### EXERCISE INSTRUCTIONS
Copy, from the entries below, each line where the word "Styles" can be found.

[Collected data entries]
------------------------------------------------------------
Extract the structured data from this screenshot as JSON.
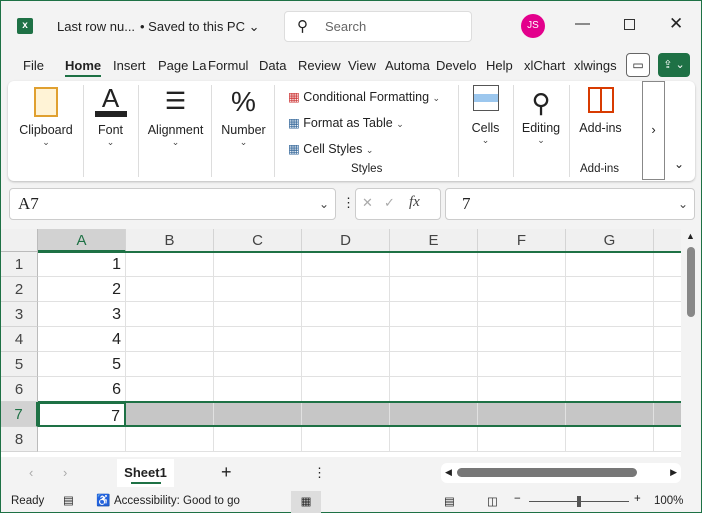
{
  "title": {
    "doc": "Last row nu...",
    "saved": "• Saved to this PC ⌄",
    "search_placeholder": "Search",
    "avatar": "JS",
    "accent": "#1e7145",
    "avatar_color": "#e3008c"
  },
  "tabs": [
    "File",
    "Home",
    "Insert",
    "Page La",
    "Formul",
    "Data",
    "Review",
    "View",
    "Automa",
    "Develo",
    "Help",
    "xlChart",
    "xlwings"
  ],
  "ribbon": {
    "clipboard": "Clipboard",
    "font": "Font",
    "alignment": "Alignment",
    "number": "Number",
    "cond_fmt": "Conditional Formatting",
    "fmt_table": "Format as Table",
    "cell_styles": "Cell Styles",
    "styles": "Styles",
    "cells": "Cells",
    "editing": "Editing",
    "addins": "Add-ins",
    "addins_group": "Add-ins"
  },
  "formula": {
    "name_box": "A7",
    "fx": "fx",
    "value": "7"
  },
  "columns": [
    "A",
    "B",
    "C",
    "D",
    "E",
    "F",
    "G"
  ],
  "rows": [
    "1",
    "2",
    "3",
    "4",
    "5",
    "6",
    "7",
    "8"
  ],
  "values": [
    "1",
    "2",
    "3",
    "4",
    "5",
    "6",
    "7",
    ""
  ],
  "sheet": {
    "tab": "Sheet1",
    "add": "+"
  },
  "status": {
    "ready": "Ready",
    "accessibility": "Accessibility: Good to go",
    "zoom": "100%"
  }
}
------------------------------------------------------------
### RESPONSE FOR THIS EXERCISE
    "cell_styles": "Cell Styles",
    "styles": "Styles",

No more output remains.